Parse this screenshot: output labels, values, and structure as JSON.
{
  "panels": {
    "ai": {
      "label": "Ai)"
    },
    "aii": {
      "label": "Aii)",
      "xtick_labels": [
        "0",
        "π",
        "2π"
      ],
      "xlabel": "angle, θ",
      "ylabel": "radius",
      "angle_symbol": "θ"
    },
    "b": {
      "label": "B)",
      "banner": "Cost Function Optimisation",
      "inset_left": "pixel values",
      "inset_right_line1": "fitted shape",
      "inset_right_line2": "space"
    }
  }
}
------------
Short problem: Write the material out again word for word.

Answer in full:
Parse this screenshot: output labels, values, and structure as JSON.
{
  "panels": {
    "ai": {
      "label": "Ai)"
    },
    "aii": {
      "label": "Aii)",
      "xtick_labels": [
        "0",
        "π",
        "2π"
      ],
      "xlabel": "angle, θ",
      "ylabel": "radius",
      "angle_symbol": "θ"
    },
    "b": {
      "label": "B)",
      "banner": "Cost Function Optimisation",
      "inset_left": "pixel values",
      "inset_right_line1": "fitted shape",
      "inset_right_line2": "space"
    }
  }
}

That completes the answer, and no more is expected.